## Your goal
Below you will find a set of lines. Repeat them all exactly.

## Exercise inputs
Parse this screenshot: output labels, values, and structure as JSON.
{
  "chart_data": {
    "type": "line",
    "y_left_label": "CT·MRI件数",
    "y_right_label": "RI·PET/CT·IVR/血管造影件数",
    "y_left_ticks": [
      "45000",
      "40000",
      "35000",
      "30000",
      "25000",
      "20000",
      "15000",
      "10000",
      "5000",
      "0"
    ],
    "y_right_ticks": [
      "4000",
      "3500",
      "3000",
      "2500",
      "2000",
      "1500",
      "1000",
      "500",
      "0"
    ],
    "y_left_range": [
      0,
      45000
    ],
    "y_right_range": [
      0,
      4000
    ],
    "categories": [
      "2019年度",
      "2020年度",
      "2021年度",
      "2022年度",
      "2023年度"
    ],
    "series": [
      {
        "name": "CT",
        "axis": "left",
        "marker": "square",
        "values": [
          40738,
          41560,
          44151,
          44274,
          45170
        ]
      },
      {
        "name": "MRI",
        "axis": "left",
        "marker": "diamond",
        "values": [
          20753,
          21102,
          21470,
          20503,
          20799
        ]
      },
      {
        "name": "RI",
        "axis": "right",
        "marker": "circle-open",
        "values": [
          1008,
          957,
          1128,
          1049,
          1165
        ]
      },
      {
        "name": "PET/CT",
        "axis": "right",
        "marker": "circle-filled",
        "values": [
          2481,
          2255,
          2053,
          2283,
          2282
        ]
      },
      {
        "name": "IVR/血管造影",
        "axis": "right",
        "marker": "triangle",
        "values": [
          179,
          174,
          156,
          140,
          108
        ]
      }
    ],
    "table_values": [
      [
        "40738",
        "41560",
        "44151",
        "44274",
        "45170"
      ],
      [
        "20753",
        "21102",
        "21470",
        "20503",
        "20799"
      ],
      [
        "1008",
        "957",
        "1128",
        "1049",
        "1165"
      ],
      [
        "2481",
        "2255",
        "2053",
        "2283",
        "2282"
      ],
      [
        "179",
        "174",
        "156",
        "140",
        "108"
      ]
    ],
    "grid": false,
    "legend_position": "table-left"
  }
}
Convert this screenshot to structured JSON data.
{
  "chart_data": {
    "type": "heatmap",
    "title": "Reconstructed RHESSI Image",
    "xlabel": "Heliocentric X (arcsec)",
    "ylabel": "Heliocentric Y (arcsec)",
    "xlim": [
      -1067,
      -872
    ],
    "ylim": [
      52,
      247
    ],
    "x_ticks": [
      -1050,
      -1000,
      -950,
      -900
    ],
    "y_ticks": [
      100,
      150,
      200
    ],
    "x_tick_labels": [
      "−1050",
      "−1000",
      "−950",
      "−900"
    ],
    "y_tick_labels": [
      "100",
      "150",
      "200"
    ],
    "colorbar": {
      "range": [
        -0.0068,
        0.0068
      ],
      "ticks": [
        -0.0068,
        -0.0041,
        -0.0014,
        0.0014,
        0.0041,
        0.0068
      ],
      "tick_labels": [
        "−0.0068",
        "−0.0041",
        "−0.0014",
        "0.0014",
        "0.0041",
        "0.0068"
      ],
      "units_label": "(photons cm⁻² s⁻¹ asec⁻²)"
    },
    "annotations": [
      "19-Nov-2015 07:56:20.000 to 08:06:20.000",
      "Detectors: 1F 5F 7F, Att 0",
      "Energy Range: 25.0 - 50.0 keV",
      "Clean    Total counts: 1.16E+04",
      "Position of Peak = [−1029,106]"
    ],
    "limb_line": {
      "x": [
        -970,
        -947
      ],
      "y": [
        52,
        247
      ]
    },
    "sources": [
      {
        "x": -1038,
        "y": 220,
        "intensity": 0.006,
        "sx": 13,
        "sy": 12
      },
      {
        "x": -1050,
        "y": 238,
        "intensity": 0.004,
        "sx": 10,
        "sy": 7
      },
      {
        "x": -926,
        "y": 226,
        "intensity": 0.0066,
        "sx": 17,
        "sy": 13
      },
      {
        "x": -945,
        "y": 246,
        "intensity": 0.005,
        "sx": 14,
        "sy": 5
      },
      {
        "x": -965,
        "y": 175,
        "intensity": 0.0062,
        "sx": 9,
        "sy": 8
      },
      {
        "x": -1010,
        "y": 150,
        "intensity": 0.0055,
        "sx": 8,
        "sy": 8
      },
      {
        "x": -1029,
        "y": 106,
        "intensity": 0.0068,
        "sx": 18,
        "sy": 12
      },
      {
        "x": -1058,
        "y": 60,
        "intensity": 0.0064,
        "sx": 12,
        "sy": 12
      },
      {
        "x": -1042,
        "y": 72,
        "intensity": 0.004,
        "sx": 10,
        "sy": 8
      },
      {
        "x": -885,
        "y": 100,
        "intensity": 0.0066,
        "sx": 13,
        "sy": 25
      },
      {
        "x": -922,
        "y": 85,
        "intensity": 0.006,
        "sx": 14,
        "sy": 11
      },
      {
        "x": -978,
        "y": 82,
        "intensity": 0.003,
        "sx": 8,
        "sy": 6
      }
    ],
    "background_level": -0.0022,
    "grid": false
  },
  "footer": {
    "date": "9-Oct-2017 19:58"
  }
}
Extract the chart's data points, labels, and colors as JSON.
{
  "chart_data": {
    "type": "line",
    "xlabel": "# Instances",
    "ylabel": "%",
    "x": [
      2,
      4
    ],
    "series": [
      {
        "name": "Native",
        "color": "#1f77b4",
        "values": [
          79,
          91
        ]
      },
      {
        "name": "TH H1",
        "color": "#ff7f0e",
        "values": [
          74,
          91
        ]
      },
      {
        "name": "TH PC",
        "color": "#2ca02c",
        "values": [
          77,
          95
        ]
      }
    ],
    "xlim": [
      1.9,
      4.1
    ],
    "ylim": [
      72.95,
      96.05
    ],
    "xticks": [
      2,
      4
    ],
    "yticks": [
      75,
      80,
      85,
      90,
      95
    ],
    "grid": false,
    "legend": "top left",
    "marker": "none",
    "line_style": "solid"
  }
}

## Task response
Parse this screenshot: output labels, values, and structure as JSON.
{
  "chart_data": {
    "type": "line",
    "y_left_label": "CT·MRI件数",
    "y_right_label": "RI·PET/CT·IVR/血管造影件数",
    "y_left_ticks": [
      "45000",
      "40000",
      "35000",
      "30000",
      "25000",
      "20000",
      "15000",
      "10000",
      "5000",
      "0"
    ],
    "y_right_ticks": [
      "4000",
      "3500",
      "3000",
      "2500",
      "2000",
      "1500",
      "1000",
      "500",
      "0"
    ],
    "y_left_range": [
      0,
      45000
    ],
    "y_right_range": [
      0,
      4000
    ],
    "categories": [
      "2019年度",
      "2020年度",
      "2021年度",
      "2022年度",
      "2023年度"
    ],
    "series": [
      {
        "name": "CT",
        "axis": "left",
        "marker": "square",
        "values": [
          40738,
          41560,
          44151,
          44274,
          45170
        ]
      },
      {
        "name": "MRI",
        "axis": "left",
        "marker": "diamond",
        "values": [
          20753,
          21102,
          21470,
          20503,
          20799
        ]
      },
      {
        "name": "RI",
        "axis": "right",
        "marker": "circle-open",
        "values": [
          1008,
          957,
          1128,
          1049,
          1165
        ]
      },
      {
        "name": "PET/CT",
        "axis": "right",
        "marker": "circle-filled",
        "values": [
          2481,
          2255,
          2053,
          2283,
          2282
        ]
      },
      {
        "name": "IVR/血管造影",
        "axis": "right",
        "marker": "triangle",
        "values": [
          179,
          174,
          156,
          140,
          108
        ]
      }
    ],
    "table_values": [
      [
        "40738",
        "41560",
        "44151",
        "44274",
        "45170"
      ],
      [
        "20753",
        "21102",
        "21470",
        "20503",
        "20799"
      ],
      [
        "1008",
        "957",
        "1128",
        "1049",
        "1165"
      ],
      [
        "2481",
        "2255",
        "2053",
        "2283",
        "2282"
      ],
      [
        "179",
        "174",
        "156",
        "140",
        "108"
      ]
    ],
    "grid": false,
    "legend_position": "table-left"
  }
}
Convert this screenshot to structured JSON data.
{
  "chart_data": {
    "type": "heatmap",
    "title": "Reconstructed RHESSI Image",
    "xlabel": "Heliocentric X (arcsec)",
    "ylabel": "Heliocentric Y (arcsec)",
    "xlim": [
      -1067,
      -872
    ],
    "ylim": [
      52,
      247
    ],
    "x_ticks": [
      -1050,
      -1000,
      -950,
      -900
    ],
    "y_ticks": [
      100,
      150,
      200
    ],
    "x_tick_labels": [
      "−1050",
      "−1000",
      "−950",
      "−900"
    ],
    "y_tick_labels": [
      "100",
      "150",
      "200"
    ],
    "colorbar": {
      "range": [
        -0.0068,
        0.0068
      ],
      "ticks": [
        -0.0068,
        -0.0041,
        -0.0014,
        0.0014,
        0.0041,
        0.0068
      ],
      "tick_labels": [
        "−0.0068",
        "−0.0041",
        "−0.0014",
        "0.0014",
        "0.0041",
        "0.0068"
      ],
      "units_label": "(photons cm⁻² s⁻¹ asec⁻²)"
    },
    "annotations": [
      "19-Nov-2015 07:56:20.000 to 08:06:20.000",
      "Detectors: 1F 5F 7F, Att 0",
      "Energy Range: 25.0 - 50.0 keV",
      "Clean    Total counts: 1.16E+04",
      "Position of Peak = [−1029,106]"
    ],
    "limb_line": {
      "x": [
        -970,
        -947
      ],
      "y": [
        52,
        247
      ]
    },
    "sources": [
      {
        "x": -1038,
        "y": 220,
        "intensity": 0.006,
        "sx": 13,
        "sy": 12
      },
      {
        "x": -1050,
        "y": 238,
        "intensity": 0.004,
        "sx": 10,
        "sy": 7
      },
      {
        "x": -926,
        "y": 226,
        "intensity": 0.0066,
        "sx": 17,
        "sy": 13
      },
      {
        "x": -945,
        "y": 246,
        "intensity": 0.005,
        "sx": 14,
        "sy": 5
      },
      {
        "x": -965,
        "y": 175,
        "intensity": 0.0062,
        "sx": 9,
        "sy": 8
      },
      {
        "x": -1010,
        "y": 150,
        "intensity": 0.0055,
        "sx": 8,
        "sy": 8
      },
      {
        "x": -1029,
        "y": 106,
        "intensity": 0.0068,
        "sx": 18,
        "sy": 12
      },
      {
        "x": -1058,
        "y": 60,
        "intensity": 0.0064,
        "sx": 12,
        "sy": 12
      },
      {
        "x": -1042,
        "y": 72,
        "intensity": 0.004,
        "sx": 10,
        "sy": 8
      },
      {
        "x": -885,
        "y": 100,
        "intensity": 0.0066,
        "sx": 13,
        "sy": 25
      },
      {
        "x": -922,
        "y": 85,
        "intensity": 0.006,
        "sx": 14,
        "sy": 11
      },
      {
        "x": -978,
        "y": 82,
        "intensity": 0.003,
        "sx": 8,
        "sy": 6
      }
    ],
    "background_level": -0.0022,
    "grid": false
  },
  "footer": {
    "date": "9-Oct-2017 19:58"
  }
}
Extract the chart's data points, labels, and colors as JSON.
{
  "chart_data": {
    "type": "line",
    "xlabel": "# Instances",
    "ylabel": "%",
    "x": [
      2,
      4
    ],
    "series": [
      {
        "name": "Native",
        "color": "#1f77b4",
        "values": [
          79,
          91
        ]
      },
      {
        "name": "TH H1",
        "color": "#ff7f0e",
        "values": [
          74,
          91
        ]
      },
      {
        "name": "TH PC",
        "color": "#2ca02c",
        "values": [
          77,
          95
        ]
      }
    ],
    "xlim": [
      1.9,
      4.1
    ],
    "ylim": [
      72.95,
      96.05
    ],
    "xticks": [
      2,
      4
    ],
    "yticks": [
      75,
      80,
      85,
      90,
      95
    ],
    "grid": false,
    "legend": "top left",
    "marker": "none",
    "line_style": "solid"
  }
}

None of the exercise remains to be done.